• Extracted text:
The overall UL Procyon AI Inference Benchmark score is the sum of the Performance and Quality scores for the float and integer variants of the AI models when using NNAPI. The higher the score, the better the performance.
UL Procyon AI Inference Benchmark score = Integer performance score + Float performance score + Integer quality score + Float quality score
Performance scores
Performance scores are calculated from the average inference time for each AI model. The higher the score, the better the performance.
Float performance score
The float performance score represents the combined performance of the Float variants of the AI models.
Float performance score = K * (1 / GEOMEAN(average inference times of float models)) Where K = 200,000
K is a scaling constant used to bring the score in line with the traditional range for UL benchmarks.
Integer performance score
The integer performance score represents the combined performance of Integer variants of the AI models.
Integer performance score = K * (1 / GEOMEAN(Average inference time of integer models)), Where K = 47,000
K is a scaling constant used to bring the score in line with the traditional range for UL benchmarks.
Quality scores
Quality scores are calculated by comparing the model outputs with pre-calculated test outputs. The higher the score, the better the quality.
The method for evaluating the quality of model outputs depends on the AI task as described below. After evaluating the output from each task, we use the following formula to calculate the Float and Integer quality scores.
Quality score = K * GEOMEAN( AVG of Model Quality results) Where K = 450
K is a scaling constant used to bring the score in line with the traditional range for UL benchmarks.
Image classification tasks
The quality of the outputs is calculated based on the Top1 accuracy score of the test set. Top1 accuracy means that the model answer with the highest probability should match the ground-truth answer.
Image segmentation tasks
The quality of the output image is calculated by taking the Euclidean distance between the output image and the ground-truth image and then normalizing the result based on the size of the image. The formula below is used to calculate the quality of a single output image.
Quality = 1 / (sum of the Euclidean distance of all pixels / ( 513 * 513 * 3))
Object detection tasks
The quality of output boundaries and recognition is calculated using the F1 precision score. There is a threshold of 50% which a boundary must fulfil when we calculate the Intersection over union (IOU) with the ground-truth boundaries for that input image.
The IOUs are used to identify whether a detection is a True positive, True negative, False positive or False negative. These enable us to calculate the precision, recall and finally the F1 accuracy of the model. The formula for calculating the F1 precision score for an input is shown below.
F1 precision score = 2 * ((Recall * Precision) / ( Recall + Precision))

• Stated problem 1:
Rewrite the lines of the listing below as a JSON list of strings, one string per line and no blank lines. Begin at the line that has "list-scrollbar[interactable] (401, 192, 425, 307)" and stop after the line that has "preview-panel (24, 41, 148, 314)".

• Source records:
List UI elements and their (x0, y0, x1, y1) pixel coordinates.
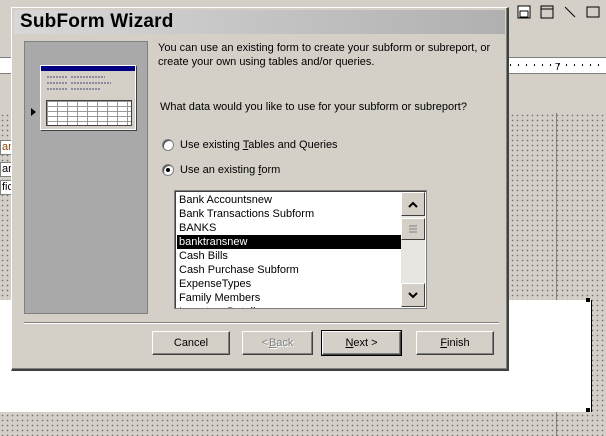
list-scrollbar[interactable] (401, 192, 425, 307)
line-icon[interactable] (561, 4, 579, 20)
divider (24, 322, 499, 324)
option-existing-form[interactable]: Use an existing form (162, 164, 280, 176)
list-item[interactable]: BANKS (177, 221, 401, 235)
grip-icon (409, 225, 417, 233)
preview-panel (24, 41, 148, 314)
forms-list: Bank Accountsnew Bank Transactions Subfor… (177, 193, 401, 308)
subform-wizard-dialog: SubForm Wizard You can use an existing f… (11, 7, 509, 371)
chevron-down-icon (408, 291, 418, 298)
chevron-up-icon (408, 201, 418, 208)
resize-handle[interactable] (586, 298, 590, 302)
ruler-ticks (510, 64, 606, 66)
forms-listbox[interactable]: Bank Accountsnew Bank Transactions Subfor… (174, 190, 427, 309)
pointer-arrow-icon (31, 108, 36, 116)
dialog-title: SubForm Wizard (20, 11, 174, 32)
cancel-button[interactable]: Cancel (152, 331, 230, 355)
list-item[interactable]: banktransnew (177, 235, 401, 249)
intro-text: You can use an existing form to create y… (158, 41, 503, 69)
option-tables-label: Use existing Tables and Queries (180, 139, 338, 151)
back-button[interactable]: < Back (242, 331, 313, 355)
list-item[interactable]: Bank Accountsnew (177, 193, 401, 207)
box-icon[interactable] (538, 4, 556, 20)
intro-line: create your own using tables and/or quer… (158, 56, 375, 68)
scroll-thumb[interactable] (401, 218, 425, 240)
next-button[interactable]: Next > (321, 330, 402, 356)
scroll-up-button[interactable] (401, 192, 425, 216)
list-item[interactable]: Cash Purchase Subform (177, 263, 401, 277)
intro-line: You can use an existing form to create y… (158, 42, 491, 54)
list-item[interactable]: ExpenseTypes (177, 277, 401, 291)
list-item[interactable]: Inventory Details (177, 305, 401, 308)
form-preview-icon (40, 65, 136, 130)
question-text: What data would you like to use for your… (160, 101, 467, 113)
finish-button[interactable]: Finish (416, 331, 494, 355)
radio-tables[interactable] (162, 139, 174, 151)
subform-icon[interactable] (515, 4, 533, 20)
option-existing-tables[interactable]: Use existing Tables and Queries (162, 139, 338, 151)
option-form-label: Use an existing form (180, 164, 281, 176)
list-item[interactable]: Bank Transactions Subform (177, 207, 401, 221)
rectangle-icon[interactable] (584, 4, 602, 20)
title-bar[interactable]: SubForm Wizard (14, 10, 505, 34)
scroll-down-button[interactable] (401, 283, 425, 307)
list-item[interactable]: Cash Bills (177, 249, 401, 263)
resize-handle[interactable] (586, 408, 590, 412)
radio-form[interactable] (162, 164, 174, 176)
list-item[interactable]: Family Members (177, 291, 401, 305)
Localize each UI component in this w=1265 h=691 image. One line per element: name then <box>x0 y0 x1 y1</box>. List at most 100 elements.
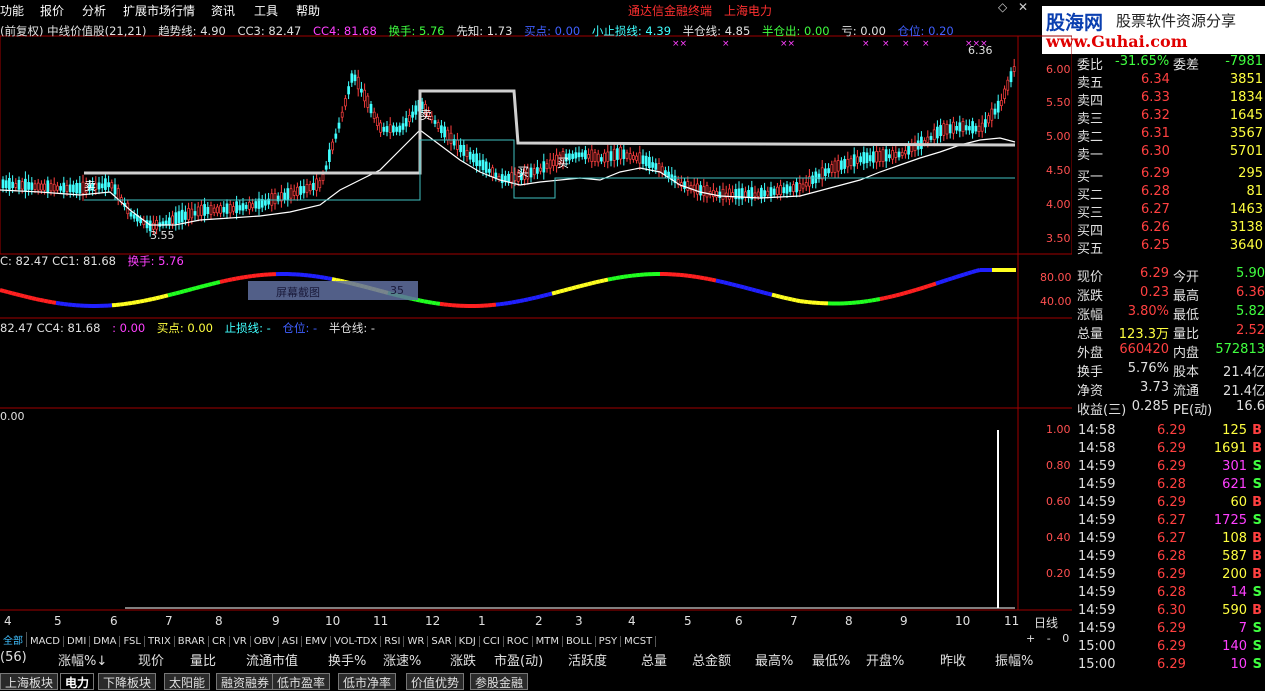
column-header[interactable]: 活跃度 <box>568 650 607 669</box>
column-header[interactable]: 涨幅%↓ <box>58 650 107 669</box>
info-label: 流通 <box>1173 380 1199 399</box>
bottom-tab[interactable]: 参股金融 <box>470 673 528 690</box>
sell-level-volume: 3851 <box>1230 72 1263 87</box>
sell-level-row[interactable]: 卖四6.331834 <box>1075 90 1265 108</box>
column-header[interactable]: 振幅% <box>995 650 1033 669</box>
indicator-tab[interactable]: VR <box>230 636 251 647</box>
menu-analysis[interactable]: 分析 <box>82 2 106 19</box>
zoom-out-button[interactable]: - <box>1047 632 1051 645</box>
bottom-tab[interactable]: 下降板块 <box>98 673 156 690</box>
column-header[interactable]: 涨跌 <box>450 650 476 669</box>
indicator-tab[interactable]: MCST <box>621 636 656 647</box>
column-header[interactable]: 总金额 <box>692 650 731 669</box>
menu-quote[interactable]: 报价 <box>40 2 64 19</box>
indicator-tab[interactable]: CR <box>209 636 230 647</box>
sell-level-row[interactable]: 卖一6.305701 <box>1075 144 1265 162</box>
sell-level-row[interactable]: 卖二6.313567 <box>1075 126 1265 144</box>
diamond-icon[interactable]: ◇ <box>998 0 1007 14</box>
sub1-segment <box>716 281 720 282</box>
indicator-tab[interactable]: CCI <box>480 636 504 647</box>
column-header[interactable]: 最低% <box>812 650 850 669</box>
zoom-in-button[interactable]: + <box>1026 632 1035 645</box>
menu-help[interactable]: 帮助 <box>296 2 320 19</box>
sub1-segment <box>124 304 128 305</box>
chart-area[interactable]: ××××× ××××××× (前复权) 中线价值股(21,21) 趋势线: 4.… <box>0 20 1072 630</box>
column-header[interactable]: 流通市值 <box>246 650 298 669</box>
bottom-tab[interactable]: 上海板块 <box>0 673 58 690</box>
candle-body <box>930 136 932 139</box>
menu-function[interactable]: 功能 <box>0 2 24 19</box>
sell-level-row[interactable]: 卖三6.321645 <box>1075 108 1265 126</box>
info-value: 6.36 <box>1236 285 1265 300</box>
candle-body <box>495 173 497 178</box>
column-header[interactable]: 最高% <box>755 650 793 669</box>
bottom-tab[interactable]: 电力 <box>60 673 94 690</box>
indicator-tab[interactable]: PSY <box>596 636 622 647</box>
indicator-tab[interactable]: ROC <box>504 636 533 647</box>
period-label[interactable]: 日线 <box>1034 614 1058 631</box>
indicator-tab[interactable]: BOLL <box>563 636 596 647</box>
buy-level-row[interactable]: 买一6.29295 <box>1075 166 1265 184</box>
indicator-tab[interactable]: FSL <box>120 636 145 647</box>
tick-price: 6.29 <box>1157 639 1186 654</box>
sub1-segment <box>136 302 140 303</box>
candle-body <box>965 126 967 130</box>
sub1-segment <box>516 301 520 302</box>
column-header[interactable]: 量比 <box>190 650 216 669</box>
column-header[interactable]: (56) <box>0 650 27 665</box>
candle-body <box>581 153 583 157</box>
candle-body <box>821 168 823 179</box>
sell-level-row[interactable]: 卖五6.343851 <box>1075 72 1265 90</box>
zoom-reset-button[interactable]: 0 <box>1062 632 1069 645</box>
candle-body <box>997 101 999 112</box>
price-axis-label: 5.50 <box>1046 96 1071 109</box>
column-header[interactable]: 昨收 <box>940 650 966 669</box>
candle-body <box>511 173 513 182</box>
ind-sub2-0: 82.47 CC4: 81.68 <box>0 321 100 335</box>
indicator-tab[interactable]: BRAR <box>175 636 209 647</box>
indicator-tab[interactable]: SAR <box>428 636 455 647</box>
indicator-tab[interactable]: EMV <box>302 636 331 647</box>
indicator-tab[interactable]: KDJ <box>456 636 480 647</box>
column-header[interactable]: 市盈(动) <box>494 650 543 669</box>
indicator-tab[interactable]: MACD <box>27 636 64 647</box>
column-header[interactable]: 换手% <box>328 650 366 669</box>
indicator-tab[interactable]: DMA <box>90 636 120 647</box>
column-header[interactable]: 涨速% <box>383 650 421 669</box>
indicator-tab[interactable]: RSI <box>381 636 404 647</box>
bottom-tab[interactable]: 太阳能 <box>164 673 210 690</box>
buy-level-row[interactable]: 买五6.253640 <box>1075 238 1265 256</box>
indicator-tab[interactable]: TRIX <box>145 636 175 647</box>
buy-level-row[interactable]: 买三6.271463 <box>1075 202 1265 220</box>
indicator-tab[interactable]: 全部 <box>0 632 27 647</box>
indicator-tab[interactable]: ASI <box>279 636 302 647</box>
menu-news[interactable]: 资讯 <box>211 2 235 19</box>
close-icon[interactable]: ✕ <box>1018 0 1028 14</box>
column-header[interactable]: 现价 <box>138 650 164 669</box>
column-header[interactable]: 总量 <box>641 650 667 669</box>
sub1-segment <box>940 281 944 282</box>
bottom-tab[interactable]: 低市盈率 <box>272 673 330 690</box>
info-row: 净资3.73流通21.4亿 <box>1075 380 1265 399</box>
bottom-tab[interactable]: 低市净率 <box>338 673 396 690</box>
buy-level-row[interactable]: 买二6.2881 <box>1075 184 1265 202</box>
menu-extended-market[interactable]: 扩展市场行情 <box>123 2 195 19</box>
candle-body <box>341 112 343 117</box>
candle-body <box>300 186 302 194</box>
indicator-tab[interactable]: VOL-TDX <box>331 636 381 647</box>
indicator-tab[interactable]: MTM <box>533 636 563 647</box>
indicator-tab[interactable]: WR <box>404 636 428 647</box>
candle-body <box>706 186 708 197</box>
candle-body <box>789 187 791 192</box>
bottom-tab[interactable]: 融资融券 <box>216 673 274 690</box>
sub1-segment <box>704 278 708 279</box>
column-header[interactable]: 开盘% <box>866 650 904 669</box>
candle-body <box>760 188 762 198</box>
candle-body <box>956 126 958 130</box>
bottom-tab[interactable]: 价值优势 <box>406 673 464 690</box>
buy-level-row[interactable]: 买四6.263138 <box>1075 220 1265 238</box>
ind-main-11: 仓位: 0.20 <box>898 24 954 38</box>
menu-tools[interactable]: 工具 <box>254 2 278 19</box>
indicator-tab[interactable]: OBV <box>251 636 279 647</box>
indicator-tab[interactable]: DMI <box>64 636 90 647</box>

• Stated problem 2:
Copy from the benchmark scoring text above, starting at the words "Image segmentation tasks" and ending after the words "513 * 513 * 3))".

• Right answer 1:
[
  "list-scrollbar[interactable] (401, 192, 425, 307)",
  "line-icon[interactable] (561, 4, 579, 20)",
  "divider (24, 322, 499, 324)",
  "option-existing-form[interactable]: Use an existing form (162, 164, 280, 176)",
  "list-item[interactable]: BANKS (177, 221, 401, 235)",
  "grip-icon (409, 225, 417, 233)",
  "preview-panel (24, 41, 148, 314)"
]

• Right answer 2:
Image segmentation tasks
The quality of the output image is calculated by taking the Euclidean distance between the output image and the ground-truth image and then normalizing the result based on the size of the image. The formula below is used to calculate the quality of a single output image.
Quality = 1 / (sum of the Euclidean distance of all pixels / ( 513 * 513 * 3))